> [THE EXERCISE] Repeat all entries exactly.

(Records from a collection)
○ ○ ○ ○ ○
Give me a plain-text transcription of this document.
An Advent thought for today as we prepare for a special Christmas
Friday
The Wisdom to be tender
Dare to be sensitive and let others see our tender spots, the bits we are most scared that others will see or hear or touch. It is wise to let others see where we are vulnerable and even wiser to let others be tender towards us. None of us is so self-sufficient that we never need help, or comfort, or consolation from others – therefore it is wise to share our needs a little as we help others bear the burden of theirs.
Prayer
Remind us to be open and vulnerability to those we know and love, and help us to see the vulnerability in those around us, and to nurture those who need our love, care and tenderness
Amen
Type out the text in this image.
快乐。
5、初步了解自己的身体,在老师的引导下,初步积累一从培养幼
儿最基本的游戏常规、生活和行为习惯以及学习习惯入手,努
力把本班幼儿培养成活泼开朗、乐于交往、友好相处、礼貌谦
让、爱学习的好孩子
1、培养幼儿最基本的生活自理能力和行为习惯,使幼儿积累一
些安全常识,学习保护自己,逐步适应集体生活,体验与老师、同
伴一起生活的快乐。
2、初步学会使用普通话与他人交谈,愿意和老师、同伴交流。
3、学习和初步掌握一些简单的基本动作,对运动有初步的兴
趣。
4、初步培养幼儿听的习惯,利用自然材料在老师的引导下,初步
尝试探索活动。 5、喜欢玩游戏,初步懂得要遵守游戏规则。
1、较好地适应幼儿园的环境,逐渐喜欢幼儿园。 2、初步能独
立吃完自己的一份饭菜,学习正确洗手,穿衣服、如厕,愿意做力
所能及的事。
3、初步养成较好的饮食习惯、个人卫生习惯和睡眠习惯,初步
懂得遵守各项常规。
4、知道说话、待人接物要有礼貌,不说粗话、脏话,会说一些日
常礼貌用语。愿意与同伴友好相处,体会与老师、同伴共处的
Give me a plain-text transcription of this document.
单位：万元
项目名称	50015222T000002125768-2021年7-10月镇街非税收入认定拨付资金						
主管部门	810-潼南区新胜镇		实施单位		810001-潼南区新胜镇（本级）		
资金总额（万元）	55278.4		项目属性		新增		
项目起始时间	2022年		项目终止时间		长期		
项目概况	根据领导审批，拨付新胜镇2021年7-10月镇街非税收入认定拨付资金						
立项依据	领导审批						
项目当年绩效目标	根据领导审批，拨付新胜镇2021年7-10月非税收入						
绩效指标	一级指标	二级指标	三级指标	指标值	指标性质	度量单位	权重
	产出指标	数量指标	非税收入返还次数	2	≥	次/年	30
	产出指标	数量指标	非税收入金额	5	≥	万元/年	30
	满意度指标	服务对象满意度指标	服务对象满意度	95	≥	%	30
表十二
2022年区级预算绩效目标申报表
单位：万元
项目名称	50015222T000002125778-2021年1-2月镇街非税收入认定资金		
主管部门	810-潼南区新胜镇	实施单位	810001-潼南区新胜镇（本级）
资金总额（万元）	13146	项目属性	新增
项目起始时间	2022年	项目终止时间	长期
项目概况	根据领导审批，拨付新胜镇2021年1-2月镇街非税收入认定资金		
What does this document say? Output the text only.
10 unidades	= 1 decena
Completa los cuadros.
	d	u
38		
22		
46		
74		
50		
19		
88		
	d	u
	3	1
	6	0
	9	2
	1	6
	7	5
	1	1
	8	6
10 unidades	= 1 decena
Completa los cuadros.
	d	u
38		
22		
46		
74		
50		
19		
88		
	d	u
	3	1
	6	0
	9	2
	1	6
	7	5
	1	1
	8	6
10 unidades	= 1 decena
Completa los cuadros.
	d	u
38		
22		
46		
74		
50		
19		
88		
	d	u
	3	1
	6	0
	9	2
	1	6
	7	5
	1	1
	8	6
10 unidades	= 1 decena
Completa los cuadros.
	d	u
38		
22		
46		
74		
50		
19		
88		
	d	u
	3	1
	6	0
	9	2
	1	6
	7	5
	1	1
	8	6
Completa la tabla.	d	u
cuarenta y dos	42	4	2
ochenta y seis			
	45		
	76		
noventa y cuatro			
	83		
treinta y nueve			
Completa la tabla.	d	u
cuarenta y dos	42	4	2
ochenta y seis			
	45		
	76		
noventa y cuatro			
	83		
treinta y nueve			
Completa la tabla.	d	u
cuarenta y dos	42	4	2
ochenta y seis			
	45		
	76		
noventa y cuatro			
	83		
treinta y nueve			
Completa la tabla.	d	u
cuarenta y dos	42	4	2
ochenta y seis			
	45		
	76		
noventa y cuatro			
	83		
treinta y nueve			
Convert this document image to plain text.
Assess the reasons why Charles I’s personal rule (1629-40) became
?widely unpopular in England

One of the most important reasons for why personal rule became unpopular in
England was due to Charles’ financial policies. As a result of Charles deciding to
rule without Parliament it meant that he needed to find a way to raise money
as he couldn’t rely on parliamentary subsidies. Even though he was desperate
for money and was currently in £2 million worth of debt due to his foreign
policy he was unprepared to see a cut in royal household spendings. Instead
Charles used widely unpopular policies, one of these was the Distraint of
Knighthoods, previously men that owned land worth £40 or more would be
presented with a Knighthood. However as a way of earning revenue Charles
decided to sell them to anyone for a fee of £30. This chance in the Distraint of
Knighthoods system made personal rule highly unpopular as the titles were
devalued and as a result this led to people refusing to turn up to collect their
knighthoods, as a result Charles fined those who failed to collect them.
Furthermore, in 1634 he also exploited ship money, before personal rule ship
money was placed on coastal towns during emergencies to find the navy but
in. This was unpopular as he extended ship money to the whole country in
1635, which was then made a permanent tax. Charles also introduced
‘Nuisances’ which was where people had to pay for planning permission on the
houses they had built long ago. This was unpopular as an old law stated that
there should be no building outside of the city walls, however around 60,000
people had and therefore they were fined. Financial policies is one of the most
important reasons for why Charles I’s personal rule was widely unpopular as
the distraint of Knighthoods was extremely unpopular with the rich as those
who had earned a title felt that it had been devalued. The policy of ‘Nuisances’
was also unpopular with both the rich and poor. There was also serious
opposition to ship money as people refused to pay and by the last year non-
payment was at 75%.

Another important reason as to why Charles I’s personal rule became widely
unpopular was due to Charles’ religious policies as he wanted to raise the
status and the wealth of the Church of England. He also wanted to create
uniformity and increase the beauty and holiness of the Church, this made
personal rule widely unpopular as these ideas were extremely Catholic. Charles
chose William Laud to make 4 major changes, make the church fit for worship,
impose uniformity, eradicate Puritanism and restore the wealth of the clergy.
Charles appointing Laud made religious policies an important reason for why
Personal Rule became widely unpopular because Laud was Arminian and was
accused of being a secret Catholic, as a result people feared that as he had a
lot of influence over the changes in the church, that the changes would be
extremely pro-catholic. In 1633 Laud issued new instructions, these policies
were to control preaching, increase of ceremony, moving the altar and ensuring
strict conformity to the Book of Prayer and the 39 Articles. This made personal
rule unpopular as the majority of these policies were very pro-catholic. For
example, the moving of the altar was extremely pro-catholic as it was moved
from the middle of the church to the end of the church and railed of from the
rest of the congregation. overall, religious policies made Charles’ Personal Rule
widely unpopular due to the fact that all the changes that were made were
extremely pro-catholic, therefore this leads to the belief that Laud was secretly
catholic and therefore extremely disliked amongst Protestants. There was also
○ ○ ○ ○ ○
> [FINISHED EXERCISE]
Give me a plain-text transcription of this document.
An Advent thought for today as we prepare for a special Christmas
Friday
The Wisdom to be tender
Dare to be sensitive and let others see our tender spots, the bits we are most scared that others will see or hear or touch. It is wise to let others see where we are vulnerable and even wiser to let others be tender towards us. None of us is so self-sufficient that we never need help, or comfort, or consolation from others – therefore it is wise to share our needs a little as we help others bear the burden of theirs.
Prayer
Remind us to be open and vulnerability to those we know and love, and help us to see the vulnerability in those around us, and to nurture those who need our love, care and tenderness
Amen
Type out the text in this image.
快乐。
5、初步了解自己的身体,在老师的引导下,初步积累一从培养幼
儿最基本的游戏常规、生活和行为习惯以及学习习惯入手,努
力把本班幼儿培养成活泼开朗、乐于交往、友好相处、礼貌谦
让、爱学习的好孩子
1、培养幼儿最基本的生活自理能力和行为习惯,使幼儿积累一
些安全常识,学习保护自己,逐步适应集体生活,体验与老师、同
伴一起生活的快乐。
2、初步学会使用普通话与他人交谈,愿意和老师、同伴交流。
3、学习和初步掌握一些简单的基本动作,对运动有初步的兴
趣。
4、初步培养幼儿听的习惯,利用自然材料在老师的引导下,初步
尝试探索活动。 5、喜欢玩游戏,初步懂得要遵守游戏规则。
1、较好地适应幼儿园的环境,逐渐喜欢幼儿园。 2、初步能独
立吃完自己的一份饭菜,学习正确洗手,穿衣服、如厕,愿意做力
所能及的事。
3、初步养成较好的饮食习惯、个人卫生习惯和睡眠习惯,初步
懂得遵守各项常规。
4、知道说话、待人接物要有礼貌,不说粗话、脏话,会说一些日
常礼貌用语。愿意与同伴友好相处,体会与老师、同伴共处的
Give me a plain-text transcription of this document.
单位：万元
项目名称	50015222T000002125768-2021年7-10月镇街非税收入认定拨付资金						
主管部门	810-潼南区新胜镇		实施单位		810001-潼南区新胜镇（本级）		
资金总额（万元）	55278.4		项目属性		新增		
项目起始时间	2022年		项目终止时间		长期		
项目概况	根据领导审批，拨付新胜镇2021年7-10月镇街非税收入认定拨付资金						
立项依据	领导审批						
项目当年绩效目标	根据领导审批，拨付新胜镇2021年7-10月非税收入						
绩效指标	一级指标	二级指标	三级指标	指标值	指标性质	度量单位	权重
	产出指标	数量指标	非税收入返还次数	2	≥	次/年	30
	产出指标	数量指标	非税收入金额	5	≥	万元/年	30
	满意度指标	服务对象满意度指标	服务对象满意度	95	≥	%	30
表十二
2022年区级预算绩效目标申报表
单位：万元
项目名称	50015222T000002125778-2021年1-2月镇街非税收入认定资金		
主管部门	810-潼南区新胜镇	实施单位	810001-潼南区新胜镇（本级）
资金总额（万元）	13146	项目属性	新增
项目起始时间	2022年	项目终止时间	长期
项目概况	根据领导审批，拨付新胜镇2021年1-2月镇街非税收入认定资金		
What does this document say? Output the text only.
10 unidades	= 1 decena
Completa los cuadros.
	d	u
38		
22		
46		
74		
50		
19		
88		
	d	u
	3	1
	6	0
	9	2
	1	6
	7	5
	1	1
	8	6
10 unidades	= 1 decena
Completa los cuadros.
	d	u
38		
22		
46		
74		
50		
19		
88		
	d	u
	3	1
	6	0
	9	2
	1	6
	7	5
	1	1
	8	6
10 unidades	= 1 decena
Completa los cuadros.
	d	u
38		
22		
46		
74		
50		
19		
88		
	d	u
	3	1
	6	0
	9	2
	1	6
	7	5
	1	1
	8	6
10 unidades	= 1 decena
Completa los cuadros.
	d	u
38		
22		
46		
74		
50		
19		
88		
	d	u
	3	1
	6	0
	9	2
	1	6
	7	5
	1	1
	8	6
Completa la tabla.	d	u
cuarenta y dos	42	4	2
ochenta y seis			
	45		
	76		
noventa y cuatro			
	83		
treinta y nueve			
Completa la tabla.	d	u
cuarenta y dos	42	4	2
ochenta y seis			
	45		
	76		
noventa y cuatro			
	83		
treinta y nueve			
Completa la tabla.	d	u
cuarenta y dos	42	4	2
ochenta y seis			
	45		
	76		
noventa y cuatro			
	83		
treinta y nueve			
Completa la tabla.	d	u
cuarenta y dos	42	4	2
ochenta y seis			
	45		
	76		
noventa y cuatro			
	83		
treinta y nueve			
Convert this document image to plain text.
Assess the reasons why Charles I’s personal rule (1629-40) became
?widely unpopular in England

One of the most important reasons for why personal rule became unpopular in
England was due to Charles’ financial policies. As a result of Charles deciding to
rule without Parliament it meant that he needed to find a way to raise money
as he couldn’t rely on parliamentary subsidies. Even though he was desperate
for money and was currently in £2 million worth of debt due to his foreign
policy he was unprepared to see a cut in royal household spendings. Instead
Charles used widely unpopular policies, one of these was the Distraint of
Knighthoods, previously men that owned land worth £40 or more would be
presented with a Knighthood. However as a way of earning revenue Charles
decided to sell them to anyone for a fee of £30. This chance in the Distraint of
Knighthoods system made personal rule highly unpopular as the titles were
devalued and as a result this led to people refusing to turn up to collect their
knighthoods, as a result Charles fined those who failed to collect them.
Furthermore, in 1634 he also exploited ship money, before personal rule ship
money was placed on coastal towns during emergencies to find the navy but
in. This was unpopular as he extended ship money to the whole country in
1635, which was then made a permanent tax. Charles also introduced
‘Nuisances’ which was where people had to pay for planning permission on the
houses they had built long ago. This was unpopular as an old law stated that
there should be no building outside of the city walls, however around 60,000
people had and therefore they were fined. Financial policies is one of the most
important reasons for why Charles I’s personal rule was widely unpopular as
the distraint of Knighthoods was extremely unpopular with the rich as those
who had earned a title felt that it had been devalued. The policy of ‘Nuisances’
was also unpopular with both the rich and poor. There was also serious
opposition to ship money as people refused to pay and by the last year non-
payment was at 75%.

Another important reason as to why Charles I’s personal rule became widely
unpopular was due to Charles’ religious policies as he wanted to raise the
status and the wealth of the Church of England. He also wanted to create
uniformity and increase the beauty and holiness of the Church, this made
personal rule widely unpopular as these ideas were extremely Catholic. Charles
chose William Laud to make 4 major changes, make the church fit for worship,
impose uniformity, eradicate Puritanism and restore the wealth of the clergy.
Charles appointing Laud made religious policies an important reason for why
Personal Rule became widely unpopular because Laud was Arminian and was
accused of being a secret Catholic, as a result people feared that as he had a
lot of influence over the changes in the church, that the changes would be
extremely pro-catholic. In 1633 Laud issued new instructions, these policies
were to control preaching, increase of ceremony, moving the altar and ensuring
strict conformity to the Book of Prayer and the 39 Articles. This made personal
rule unpopular as the majority of these policies were very pro-catholic. For
example, the moving of the altar was extremely pro-catholic as it was moved
from the middle of the church to the end of the church and railed of from the
rest of the congregation. overall, religious policies made Charles’ Personal Rule
widely unpopular due to the fact that all the changes that were made were
extremely pro-catholic, therefore this leads to the belief that Laud was secretly
catholic and therefore extremely disliked amongst Protestants. There was also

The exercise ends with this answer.